> **EXERCISE GOAL**:
Repeat the full listing below verbatim and keep the images out.

(Data entries)

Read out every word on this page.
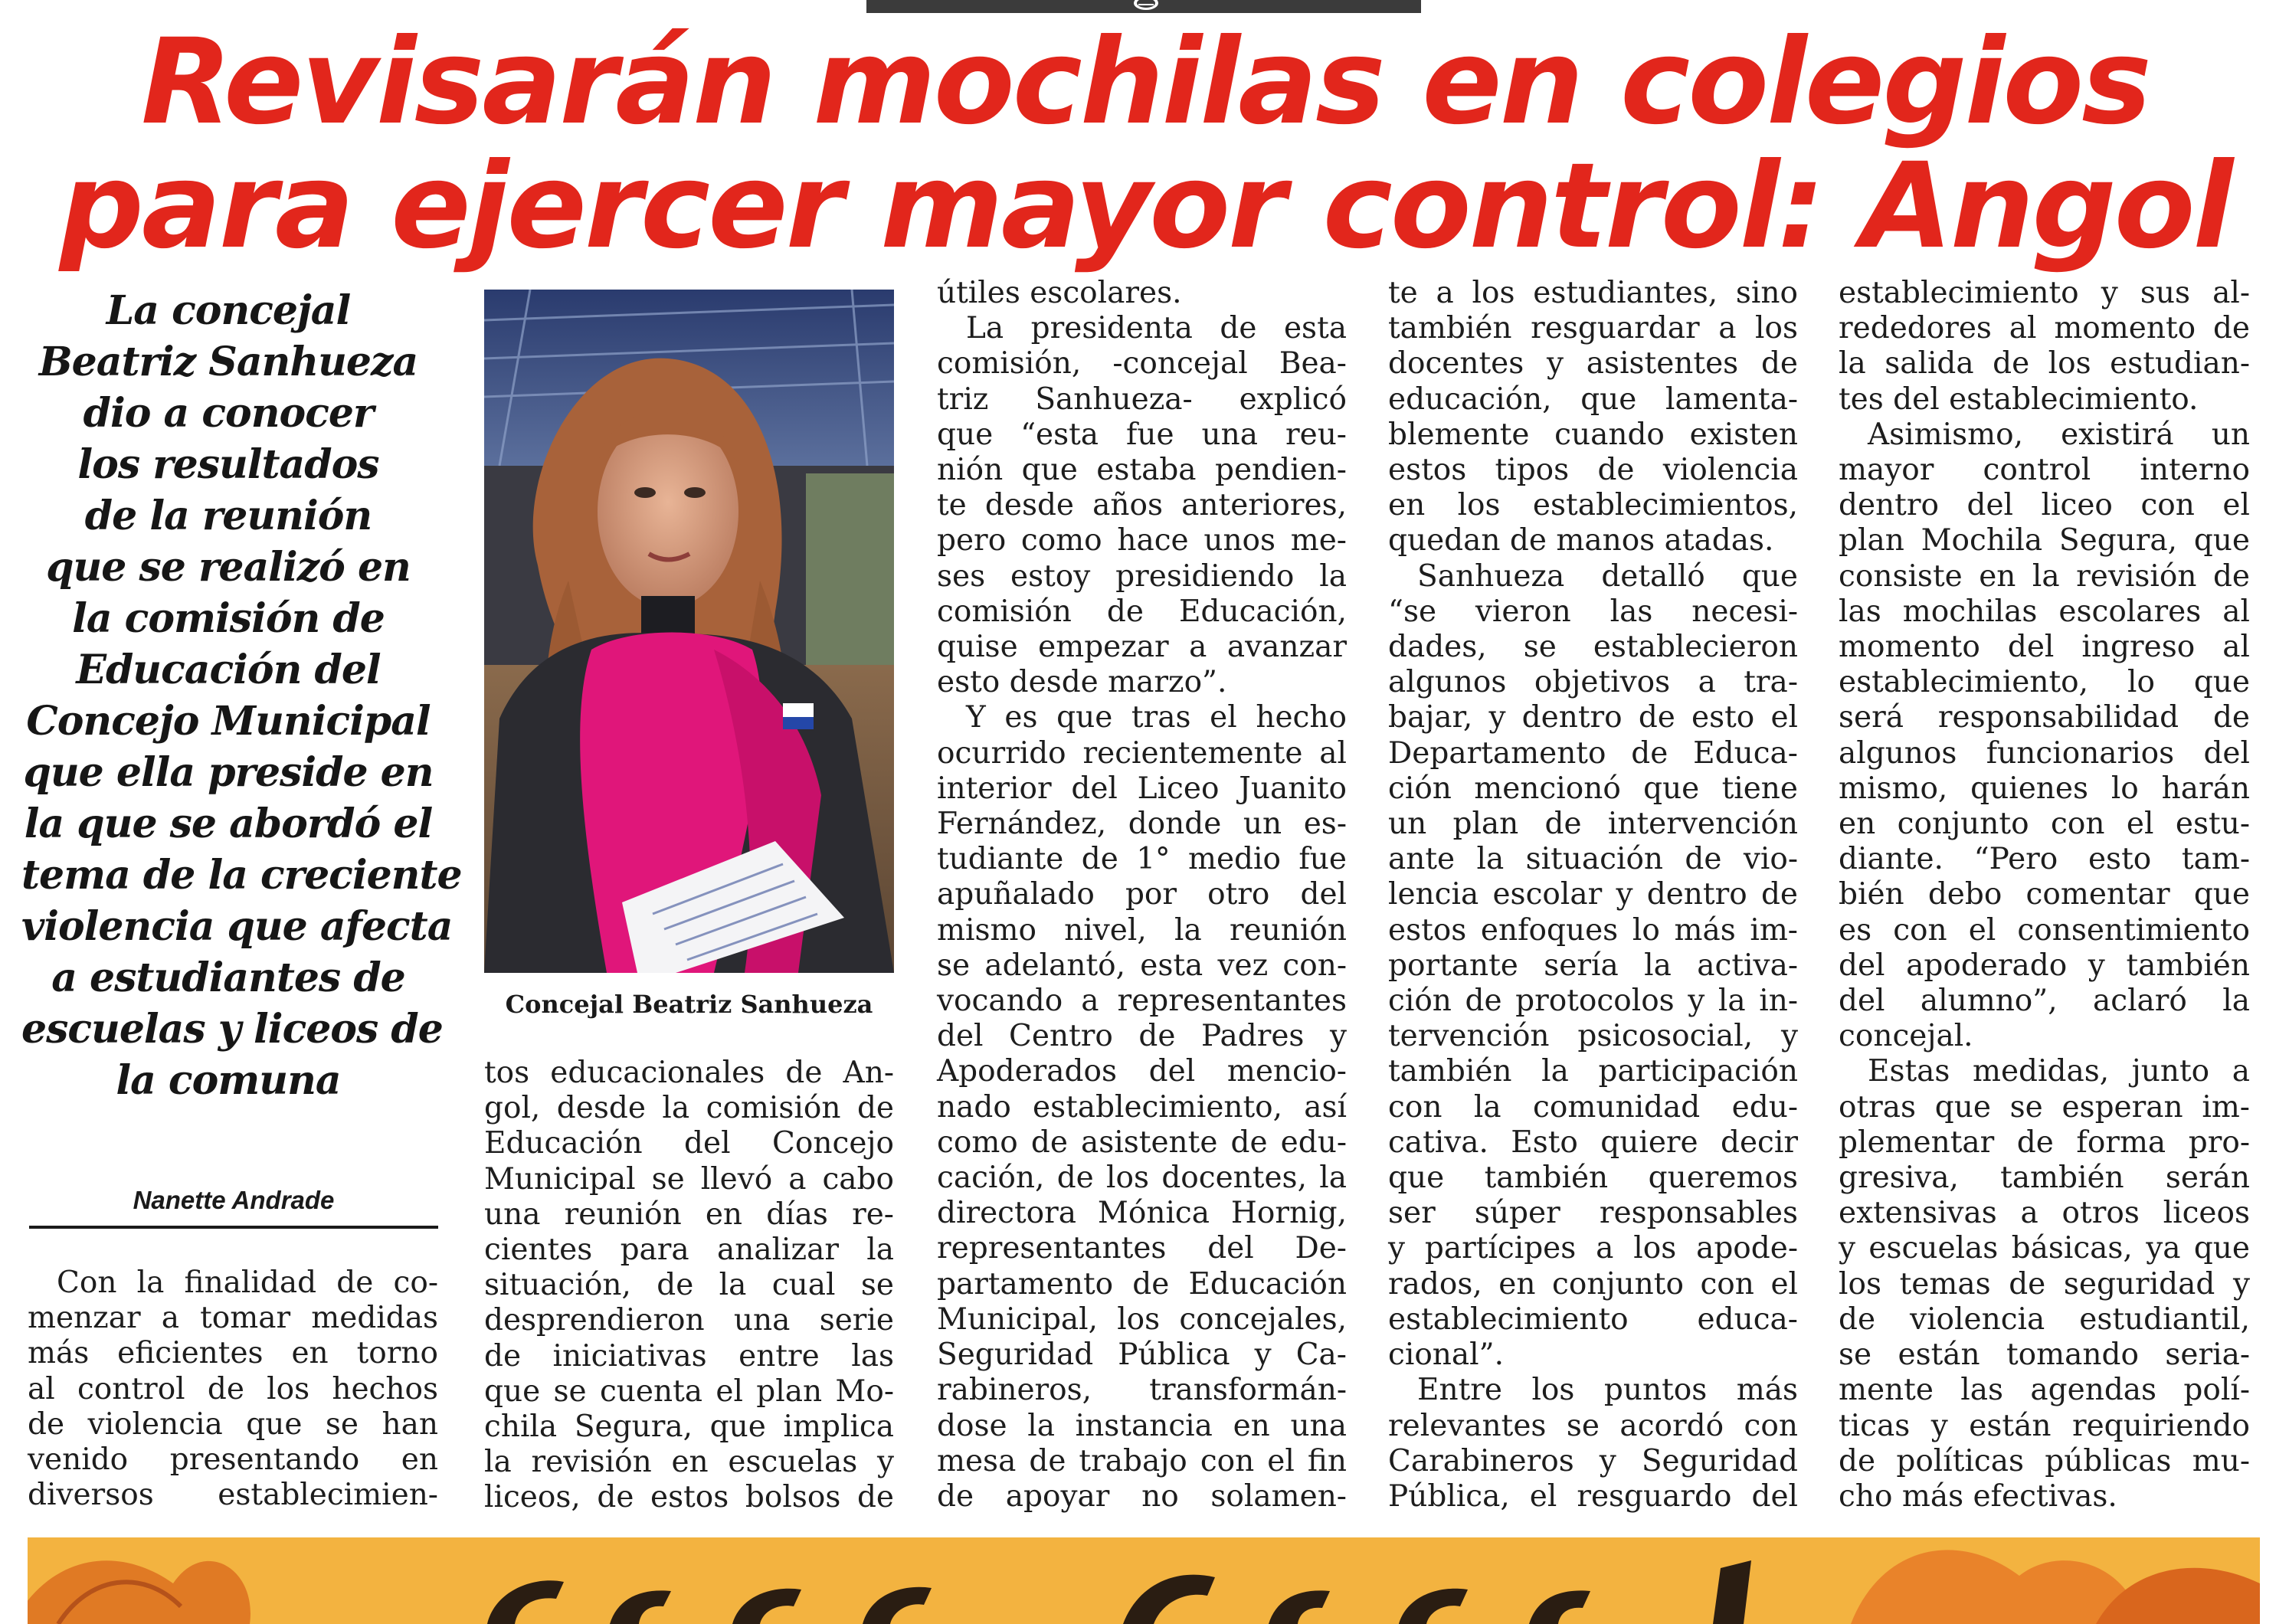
Revisarán mochilas en colegios
para ejercer mayor control: Angol
La concejal
Beatriz Sanhueza
dio a conocer
los resultados
de la reunión
que se realizó en
la comisión de
Educación del
Concejo Municipal
que ella preside en
la que se abordó el
tema de la creciente
violencia que afecta
a estudiantes de
escuelas y liceos de
la comuna
Nanette Andrade
Con la finalidad de co-
menzar a tomar medidas
más eficientes en torno
al control de los hechos
de violencia que se han
venido presentando en
diversos establecimien-
Concejal Beatriz Sanhueza
tos educacionales de An-
gol, desde la comisión de
Educación del Concejo
Municipal se llevó a cabo
una reunión en días re-
cientes para analizar la
situación, de la cual se
desprendieron una serie
de iniciativas entre las
que se cuenta el plan Mo-
chila Segura, que implica
la revisión en escuelas y
liceos, de estos bolsos de
útiles escolares.
La presidenta de esta
comisión, -concejal Bea-
triz Sanhueza- explicó
que “esta fue una reu-
nión que estaba pendien-
te desde años anteriores,
pero como hace unos me-
ses estoy presidiendo la
comisión de Educación,
quise empezar a avanzar
esto desde marzo”.
Y es que tras el hecho
ocurrido recientemente al
interior del Liceo Juanito
Fernández, donde un es-
tudiante de 1° medio fue
apuñalado por otro del
mismo nivel, la reunión
se adelantó, esta vez con-
vocando a representantes
del Centro de Padres y
Apoderados del mencio-
nado establecimiento, así
como de asistente de edu-
cación, de los docentes, la
directora Mónica Hornig,
representantes del De-
partamento de Educación
Municipal, los concejales,
Seguridad Pública y Ca-
rabineros, transformán-
dose la instancia en una
mesa de trabajo con el fin
de apoyar no solamen-
te a los estudiantes, sino
también resguardar a los
docentes y asistentes de
educación, que lamenta-
blemente cuando existen
estos tipos de violencia
en los establecimientos,
quedan de manos atadas.
Sanhueza detalló que
“se vieron las necesi-
dades, se establecieron
algunos objetivos a tra-
bajar, y dentro de esto el
Departamento de Educa-
ción mencionó que tiene
un plan de intervención
ante la situación de vio-
lencia escolar y dentro de
estos enfoques lo más im-
portante sería la activa-
ción de protocolos y la in-
tervención psicosocial, y
también la participación
con la comunidad edu-
cativa. Esto quiere decir
que también queremos
ser súper responsables
y partícipes a los apode-
rados, en conjunto con el
establecimiento educa-
cional”.
Entre los puntos más
relevantes se acordó con
Carabineros y Seguridad
Pública, el resguardo del
establecimiento y sus al-
rededores al momento de
la salida de los estudian-
tes del establecimiento.
Asimismo, existirá un
mayor control interno
dentro del liceo con el
plan Mochila Segura, que
consiste en la revisión de
las mochilas escolares al
momento del ingreso al
establecimiento, lo que
será responsabilidad de
algunos funcionarios del
mismo, quienes lo harán
en conjunto con el estu-
diante. “Pero esto tam-
bién debo comentar que
es con el consentimiento
del apoderado y también
del alumno”, aclaró la
concejal.
Estas medidas, junto a
otras que se esperan im-
plementar de forma pro-
gresiva, también serán
extensivas a otros liceos
y escuelas básicas, ya que
los temas de seguridad y
de violencia estudiantil,
se están tomando seria-
mente las agendas polí-
ticas y están requiriendo
de políticas públicas mu-
cho más efectivas.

> **THE RESPONSE**:
Read out every word on this page.
Revisarán mochilas en colegios
para ejercer mayor control: Angol
La concejal
Beatriz Sanhueza
dio a conocer
los resultados
de la reunión
que se realizó en
la comisión de
Educación del
Concejo Municipal
que ella preside en
la que se abordó el
tema de la creciente
violencia que afecta
a estudiantes de
escuelas y liceos de
la comuna
Nanette Andrade
Con la finalidad de co-
menzar a tomar medidas
más eficientes en torno
al control de los hechos
de violencia que se han
venido presentando en
diversos establecimien-
Concejal Beatriz Sanhueza
tos educacionales de An-
gol, desde la comisión de
Educación del Concejo
Municipal se llevó a cabo
una reunión en días re-
cientes para analizar la
situación, de la cual se
desprendieron una serie
de iniciativas entre las
que se cuenta el plan Mo-
chila Segura, que implica
la revisión en escuelas y
liceos, de estos bolsos de
útiles escolares.
La presidenta de esta
comisión, -concejal Bea-
triz Sanhueza- explicó
que “esta fue una reu-
nión que estaba pendien-
te desde años anteriores,
pero como hace unos me-
ses estoy presidiendo la
comisión de Educación,
quise empezar a avanzar
esto desde marzo”.
Y es que tras el hecho
ocurrido recientemente al
interior del Liceo Juanito
Fernández, donde un es-
tudiante de 1° medio fue
apuñalado por otro del
mismo nivel, la reunión
se adelantó, esta vez con-
vocando a representantes
del Centro de Padres y
Apoderados del mencio-
nado establecimiento, así
como de asistente de edu-
cación, de los docentes, la
directora Mónica Hornig,
representantes del De-
partamento de Educación
Municipal, los concejales,
Seguridad Pública y Ca-
rabineros, transformán-
dose la instancia en una
mesa de trabajo con el fin
de apoyar no solamen-
te a los estudiantes, sino
también resguardar a los
docentes y asistentes de
educación, que lamenta-
blemente cuando existen
estos tipos de violencia
en los establecimientos,
quedan de manos atadas.
Sanhueza detalló que
“se vieron las necesi-
dades, se establecieron
algunos objetivos a tra-
bajar, y dentro de esto el
Departamento de Educa-
ción mencionó que tiene
un plan de intervención
ante la situación de vio-
lencia escolar y dentro de
estos enfoques lo más im-
portante sería la activa-
ción de protocolos y la in-
tervención psicosocial, y
también la participación
con la comunidad edu-
cativa. Esto quiere decir
que también queremos
ser súper responsables
y partícipes a los apode-
rados, en conjunto con el
establecimiento educa-
cional”.
Entre los puntos más
relevantes se acordó con
Carabineros y Seguridad
Pública, el resguardo del
establecimiento y sus al-
rededores al momento de
la salida de los estudian-
tes del establecimiento.
Asimismo, existirá un
mayor control interno
dentro del liceo con el
plan Mochila Segura, que
consiste en la revisión de
las mochilas escolares al
momento del ingreso al
establecimiento, lo que
será responsabilidad de
algunos funcionarios del
mismo, quienes lo harán
en conjunto con el estu-
diante. “Pero esto tam-
bién debo comentar que
es con el consentimiento
del apoderado y también
del alumno”, aclaró la
concejal.
Estas medidas, junto a
otras que se esperan im-
plementar de forma pro-
gresiva, también serán
extensivas a otros liceos
y escuelas básicas, ya que
los temas de seguridad y
de violencia estudiantil,
se están tomando seria-
mente las agendas polí-
ticas y están requiriendo
de políticas públicas mu-
cho más efectivas.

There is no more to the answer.